## Listed entries
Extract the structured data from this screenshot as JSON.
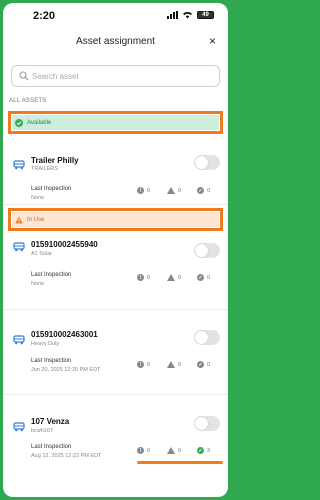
{
  "status": {
    "time": "2:20",
    "battery": "49"
  },
  "header": {
    "title": "Asset assignment",
    "close": "×"
  },
  "search": {
    "placeholder": "Search asset"
  },
  "section_label": "ALL ASSETS",
  "sections": {
    "available": "Available",
    "in_use": "In Use"
  },
  "assets": [
    {
      "name": "Trailer Philly",
      "sub": "TRAILERS",
      "li_label": "Last Inspection",
      "li_value": "None",
      "counts": [
        "0",
        "0",
        "0"
      ]
    },
    {
      "name": "015910002455940",
      "sub": "A1 Solar",
      "li_label": "Last Inspection",
      "li_value": "None",
      "counts": [
        "0",
        "0",
        "0"
      ]
    },
    {
      "name": "015910002463001",
      "sub": "Heavy Duty",
      "li_label": "Last Inspection",
      "li_value": "Jun 20, 2025 12:20 PM EDT",
      "counts": [
        "0",
        "0",
        "0"
      ]
    },
    {
      "name": "107 Venza",
      "sub": "bcwh107",
      "li_label": "Last Inspection",
      "li_value": "Aug 12, 2025 12:23 PM EDT",
      "counts": [
        "0",
        "0",
        "3"
      ]
    }
  ],
  "colors": {
    "accent_highlight": "#f07b1e",
    "available": "#2f8a4e",
    "in_use": "#d0681b",
    "asset_icon": "#2f7fd8"
  },
  "icons": {
    "asset": "bus-icon",
    "info": "info-icon",
    "warning": "warning-icon",
    "check": "check-icon"
  }
}
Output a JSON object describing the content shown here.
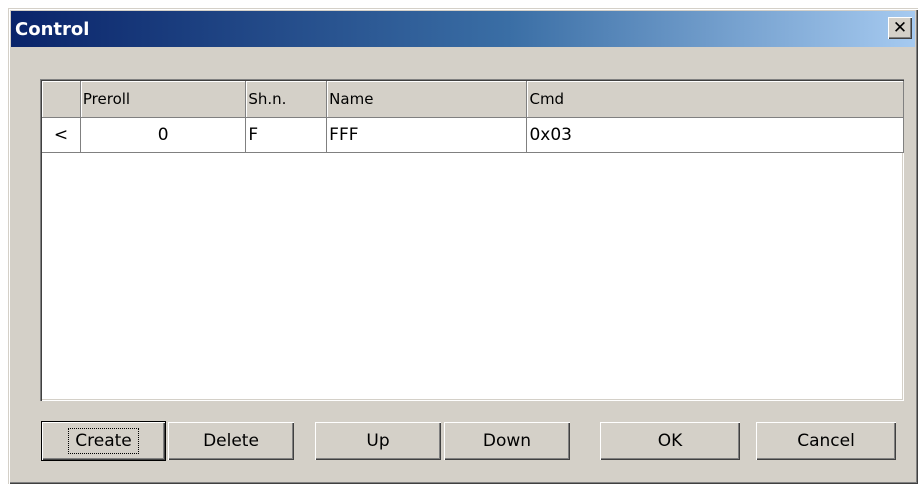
{
  "window": {
    "title": "Control",
    "close_glyph": "✕"
  },
  "grid": {
    "columns": [
      "",
      "Preroll",
      "Sh.n.",
      "Name",
      "Cmd"
    ],
    "rows": [
      {
        "indicator": "<",
        "preroll": "0",
        "shn": "F",
        "name": "FFF",
        "cmd": "0x03"
      }
    ]
  },
  "buttons": {
    "create": "Create",
    "delete": "Delete",
    "up": "Up",
    "down": "Down",
    "ok": "OK",
    "cancel": "Cancel"
  }
}
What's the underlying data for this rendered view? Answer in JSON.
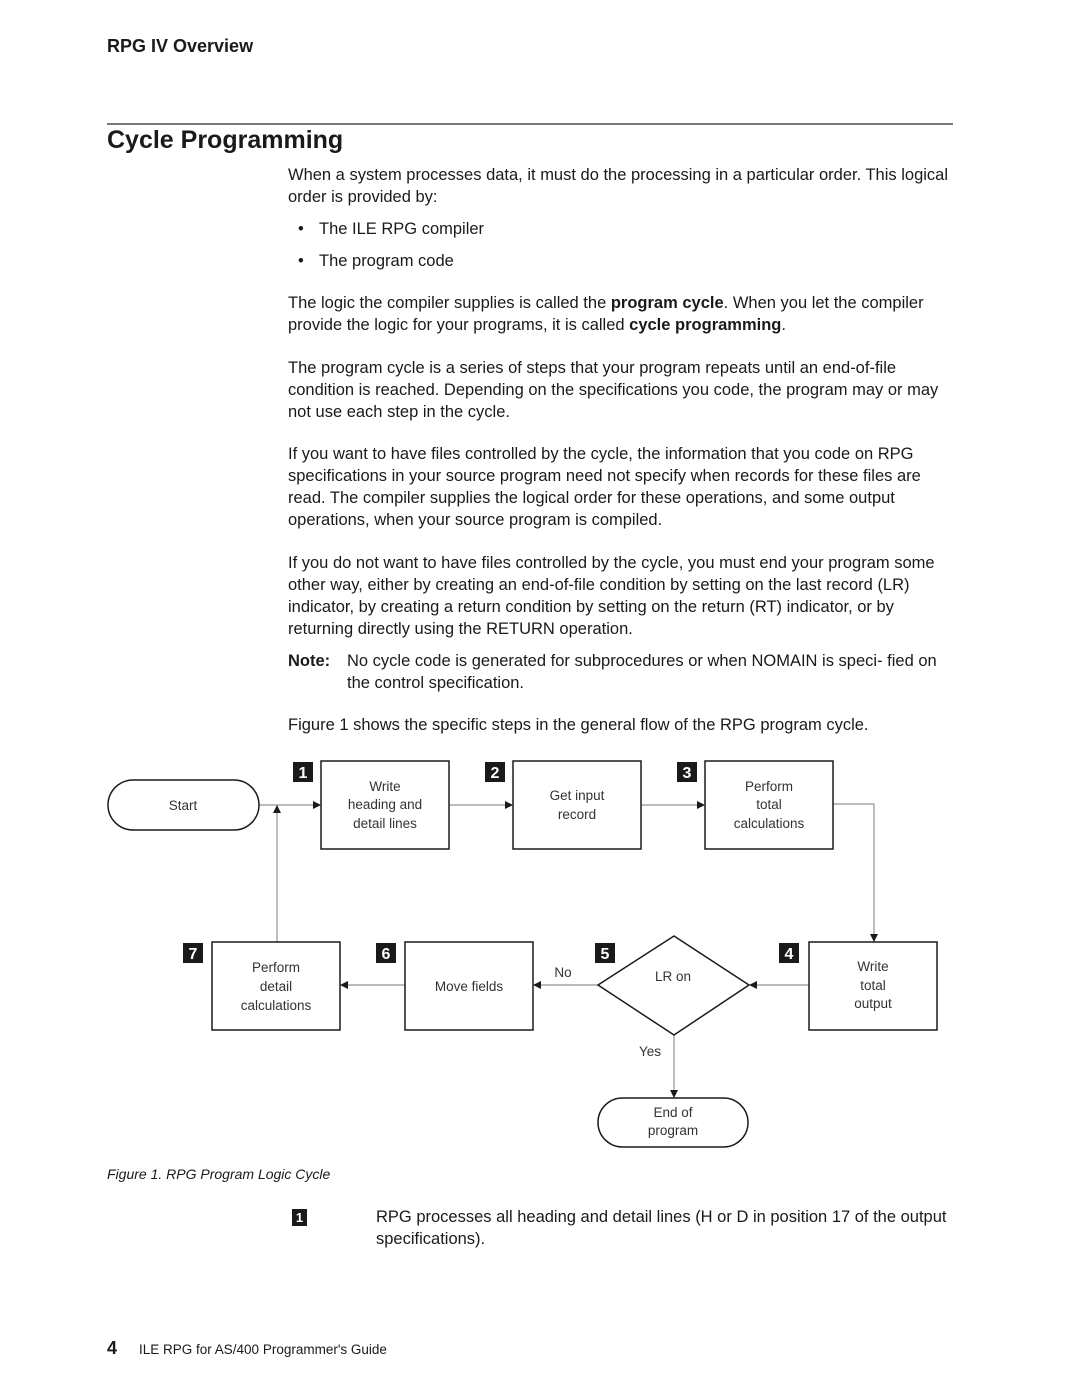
{
  "header": {
    "running_head": "RPG IV Overview",
    "section_title": "Cycle Programming"
  },
  "body": {
    "para1": "When a system processes data, it must do the processing in a particular order. This logical order is provided by:",
    "bullets": [
      "The ILE RPG compiler",
      "The program code"
    ],
    "para2": {
      "t1": "The logic the compiler supplies is called the ",
      "b1": "program cycle",
      "t2": ".  When you let the compiler provide the logic for your programs, it is called ",
      "b2": "cycle programming",
      "t3": "."
    },
    "para3": "The program cycle is a series of steps that your program repeats until an end-of-file condition is reached. Depending on the specifications you code, the program may or may not use each step in the cycle.",
    "para4": "If you want to have files controlled by the cycle, the information that you code on RPG specifications in your source program need not specify when records for these files are read. The compiler supplies the logical order for these operations, and some output operations, when your source program is compiled.",
    "para5": "If you do not want to have files controlled by the cycle, you must end your program some other way, either by creating an end-of-file condition by setting on the last record (LR) indicator, by creating a return condition by setting on the return (RT) indicator, or by returning directly using the RETURN operation.",
    "note_label": "Note:",
    "note_text": "No cycle code is generated for subprocedures or when NOMAIN is speci- fied on the control specification.",
    "para6": "Figure  1 shows the specific steps in the general flow of the RPG program cycle."
  },
  "diagram": {
    "start": "Start",
    "steps": [
      {
        "num": "1",
        "lines": [
          "Write",
          "heading and",
          "detail lines"
        ]
      },
      {
        "num": "2",
        "lines": [
          "Get input",
          "record"
        ]
      },
      {
        "num": "3",
        "lines": [
          "Perform",
          "total",
          "calculations"
        ]
      },
      {
        "num": "4",
        "lines": [
          "Write",
          "total",
          "output"
        ]
      },
      {
        "num": "5",
        "lines": [
          "LR on"
        ]
      },
      {
        "num": "6",
        "lines": [
          "Move fields"
        ]
      },
      {
        "num": "7",
        "lines": [
          "Perform",
          "detail",
          "calculations"
        ]
      }
    ],
    "no_label": "No",
    "yes_label": "Yes",
    "end": [
      "End of",
      "program"
    ]
  },
  "caption": "Figure  1.  RPG Program Logic Cycle",
  "callout": {
    "num": "1",
    "text": "RPG processes all heading and detail lines (H or D in position 17 of the output specifications)."
  },
  "footer": {
    "page_number": "4",
    "book_title": "ILE RPG for AS/400 Programmer's Guide"
  }
}
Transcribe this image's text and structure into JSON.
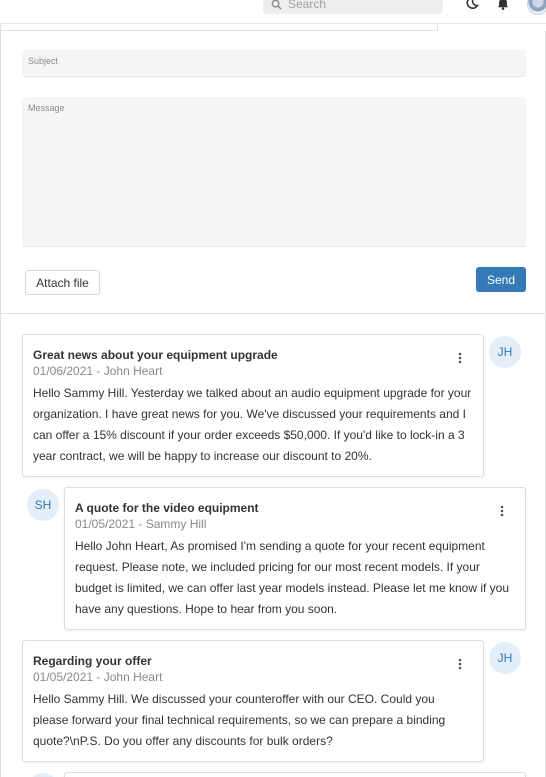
{
  "header": {
    "search_placeholder": "Search",
    "icons": [
      "search-icon",
      "moon-icon",
      "bell-icon",
      "user-avatar"
    ]
  },
  "compose": {
    "subject_label": "Subject",
    "message_label": "Message",
    "attach_label": "Attach file",
    "send_label": "Send"
  },
  "messages": [
    {
      "title": "Great news about your equipment upgrade",
      "meta": "01/06/2021 - John Heart",
      "initials": "JH",
      "body": [
        "Hello Sammy Hill. Yesterday we talked about an audio equipment upgrade for your",
        "organization. I have great news for you. We've discussed your requirements and I",
        "can offer a 15% discount if your order exceeds $50,000. If you'd like to lock-in a 3",
        "year contract, we will be happy to increase our discount to 20%."
      ]
    },
    {
      "title": "A quote for the video equipment",
      "meta": "01/05/2021 - Sammy Hill",
      "initials": "SH",
      "body": [
        "Hello John Heart, As promised I'm sending a quote for your recent equipment",
        "request. Please note, we included pricing for our most recent models. If your",
        "budget is limited, we can offer last year models instead. Please let me know if you",
        "have any questions. Hope to hear from you soon."
      ]
    },
    {
      "title": "Regarding your offer",
      "meta": "01/05/2021 - John Heart",
      "initials": "JH",
      "body": [
        "Hello Sammy Hill. We discussed your counteroffer with our CEO. Could you",
        "please forward your final technical requirements, so we can prepare a binding",
        "quote?\\nP.S. Do you offer any discounts for bulk orders?"
      ]
    }
  ],
  "colors": {
    "accent": "#337ab7",
    "avatar_bg": "#e3eef8",
    "meta_text": "#888888"
  }
}
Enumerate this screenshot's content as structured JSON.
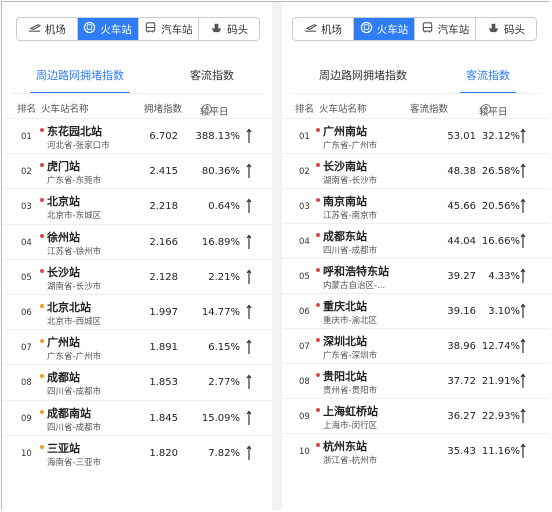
{
  "tabs": [
    {
      "label": "机场",
      "icon": "plane-icon"
    },
    {
      "label": "火车站",
      "icon": "train-icon"
    },
    {
      "label": "汽车站",
      "icon": "bus-icon"
    },
    {
      "label": "码头",
      "icon": "ship-icon"
    }
  ],
  "active_tab": "火车站",
  "colors": {
    "accent": "#2f7df6",
    "dot_red": "#e04848",
    "dot_orange": "#f0a020"
  },
  "left": {
    "sub_tabs": [
      "周边路网拥堵指数",
      "客流指数"
    ],
    "active_sub_tab": 0,
    "headers": {
      "rank": "排名",
      "name": "火车站名称",
      "value": "拥堵指数",
      "compare": "较平日"
    },
    "rows": [
      {
        "rank": "01",
        "name": "东花园北站",
        "city": "河北省-张家口市",
        "value": "6.702",
        "pct": "388.13%",
        "dot": "red"
      },
      {
        "rank": "02",
        "name": "虎门站",
        "city": "广东省-东莞市",
        "value": "2.415",
        "pct": "80.36%",
        "dot": "red"
      },
      {
        "rank": "03",
        "name": "北京站",
        "city": "北京市-东城区",
        "value": "2.218",
        "pct": "0.64%",
        "dot": "red"
      },
      {
        "rank": "04",
        "name": "徐州站",
        "city": "江苏省-徐州市",
        "value": "2.166",
        "pct": "16.89%",
        "dot": "red"
      },
      {
        "rank": "05",
        "name": "长沙站",
        "city": "湖南省-长沙市",
        "value": "2.128",
        "pct": "2.21%",
        "dot": "red"
      },
      {
        "rank": "06",
        "name": "北京北站",
        "city": "北京市-西城区",
        "value": "1.997",
        "pct": "14.77%",
        "dot": "orange"
      },
      {
        "rank": "07",
        "name": "广州站",
        "city": "广东省-广州市",
        "value": "1.891",
        "pct": "6.15%",
        "dot": "orange"
      },
      {
        "rank": "08",
        "name": "成都站",
        "city": "四川省-成都市",
        "value": "1.853",
        "pct": "2.77%",
        "dot": "orange"
      },
      {
        "rank": "09",
        "name": "成都南站",
        "city": "四川省-成都市",
        "value": "1.845",
        "pct": "15.09%",
        "dot": "orange"
      },
      {
        "rank": "10",
        "name": "三亚站",
        "city": "海南省-三亚市",
        "value": "1.820",
        "pct": "7.82%",
        "dot": "orange"
      }
    ]
  },
  "right": {
    "sub_tabs": [
      "周边路网拥堵指数",
      "客流指数"
    ],
    "active_sub_tab": 1,
    "headers": {
      "rank": "排名",
      "name": "火车站名称",
      "value": "客流指数",
      "compare": "较平日"
    },
    "rows": [
      {
        "rank": "01",
        "name": "广州南站",
        "city": "广东省-广州市",
        "value": "53.01",
        "pct": "32.12%",
        "dot": "red"
      },
      {
        "rank": "02",
        "name": "长沙南站",
        "city": "湖南省-长沙市",
        "value": "48.38",
        "pct": "26.58%",
        "dot": "red"
      },
      {
        "rank": "03",
        "name": "南京南站",
        "city": "江苏省-南京市",
        "value": "45.66",
        "pct": "20.56%",
        "dot": "red"
      },
      {
        "rank": "04",
        "name": "成都东站",
        "city": "四川省-成都市",
        "value": "44.04",
        "pct": "16.66%",
        "dot": "red"
      },
      {
        "rank": "05",
        "name": "呼和浩特东站",
        "city": "内蒙古自治区-...",
        "value": "39.27",
        "pct": "4.33%",
        "dot": "red"
      },
      {
        "rank": "06",
        "name": "重庆北站",
        "city": "重庆市-渝北区",
        "value": "39.16",
        "pct": "3.10%",
        "dot": "red"
      },
      {
        "rank": "07",
        "name": "深圳北站",
        "city": "广东省-深圳市",
        "value": "38.96",
        "pct": "12.74%",
        "dot": "red"
      },
      {
        "rank": "08",
        "name": "贵阳北站",
        "city": "贵州省-贵阳市",
        "value": "37.72",
        "pct": "21.91%",
        "dot": "red"
      },
      {
        "rank": "09",
        "name": "上海虹桥站",
        "city": "上海市-闵行区",
        "value": "36.27",
        "pct": "22.93%",
        "dot": "red"
      },
      {
        "rank": "10",
        "name": "杭州东站",
        "city": "浙江省-杭州市",
        "value": "35.43",
        "pct": "11.16%",
        "dot": "red"
      }
    ]
  }
}
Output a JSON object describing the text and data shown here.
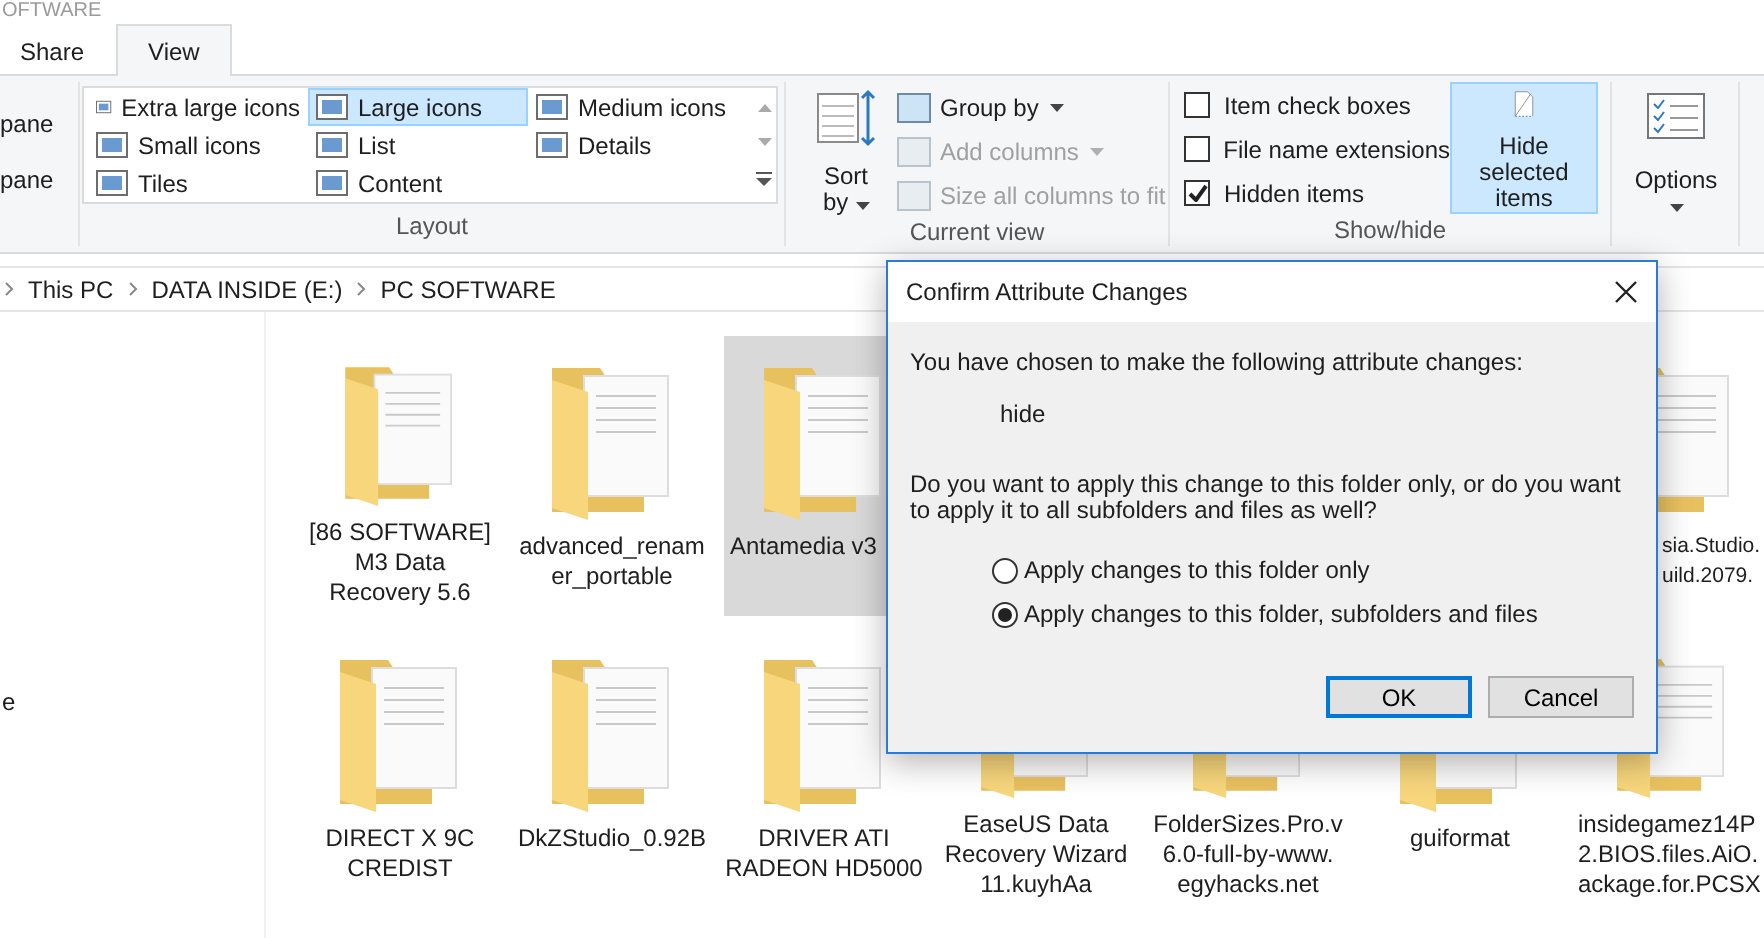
{
  "window": {
    "title": "OFTWARE"
  },
  "ribbon_tabs": [
    {
      "label": "Share",
      "selected": false
    },
    {
      "label": "View",
      "selected": true
    }
  ],
  "panes_group": {
    "items": [
      "pane",
      "pane"
    ]
  },
  "layout_group": {
    "label": "Layout",
    "options": [
      {
        "label": "Extra large icons",
        "selected": false
      },
      {
        "label": "Large icons",
        "selected": true
      },
      {
        "label": "Medium icons",
        "selected": false
      },
      {
        "label": "Small icons",
        "selected": false
      },
      {
        "label": "List",
        "selected": false
      },
      {
        "label": "Details",
        "selected": false
      },
      {
        "label": "Tiles",
        "selected": false
      },
      {
        "label": "Content",
        "selected": false
      }
    ]
  },
  "current_view_group": {
    "label": "Current view",
    "sort_by": [
      "Sort",
      "by"
    ],
    "commands": [
      {
        "label": "Group by",
        "disabled": false,
        "dropdown": true
      },
      {
        "label": "Add columns",
        "disabled": true,
        "dropdown": true
      },
      {
        "label": "Size all columns to fit",
        "disabled": true,
        "dropdown": false
      }
    ]
  },
  "show_hide_group": {
    "label": "Show/hide",
    "checkboxes": [
      {
        "label": "Item check boxes",
        "checked": false
      },
      {
        "label": "File name extensions",
        "checked": false
      },
      {
        "label": "Hidden items",
        "checked": true
      }
    ],
    "hide_selected": {
      "label": "Hide selected items",
      "selected": true
    }
  },
  "options": {
    "label": "Options"
  },
  "breadcrumb": [
    "This PC",
    "DATA INSIDE (E:)",
    "PC SOFTWARE"
  ],
  "nav_pane": {
    "items": [
      "e"
    ]
  },
  "folder_rows": [
    [
      {
        "name": "[86 SOFTWARE]\nM3 Data\nRecovery 5.6",
        "selected": false,
        "kind": "whole"
      },
      {
        "name": "advanced_renam\ner_portable",
        "selected": false,
        "kind": "whole"
      },
      {
        "name": "Antamedia v3",
        "selected": true,
        "kind": "cut_right"
      },
      {
        "name": "sia.Studio.\nuild.2079.",
        "selected": false,
        "kind": "cut_left"
      }
    ],
    [
      {
        "name": "DIRECT X 9C\nCREDIST",
        "selected": false,
        "kind": "whole"
      },
      {
        "name": "DkZStudio_0.92B",
        "selected": false,
        "kind": "whole"
      },
      {
        "name": "DRIVER ATI\nRADEON HD5000",
        "selected": false,
        "kind": "whole"
      },
      {
        "name": "EaseUS Data\nRecovery Wizard\n11.kuyhAa",
        "selected": false,
        "kind": "whole"
      },
      {
        "name": "FolderSizes.Pro.v\n6.0-full-by-www.\negyhacks.net",
        "selected": false,
        "kind": "whole"
      },
      {
        "name": "guiformat",
        "selected": false,
        "kind": "whole"
      },
      {
        "name": "insidegamez14P\n2.BIOS.files.AiO.\nackage.for.PCSX",
        "selected": false,
        "kind": "cut_right"
      }
    ]
  ],
  "dialog": {
    "title": "Confirm Attribute Changes",
    "message": "You have chosen to make the following attribute changes:",
    "attribute": "hide",
    "question": "Do you want to apply this change to this folder only, or do you want to apply it to all subfolders and files as well?",
    "options": [
      {
        "label": "Apply changes to this folder only",
        "selected": false
      },
      {
        "label": "Apply changes to this folder, subfolders and files",
        "selected": true
      }
    ],
    "buttons": [
      {
        "label": "OK",
        "default": true
      },
      {
        "label": "Cancel",
        "default": false
      }
    ]
  }
}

## Exercise instructions
Your answer should be a single number: the count of lines containing the word "indicator".

## Task output
2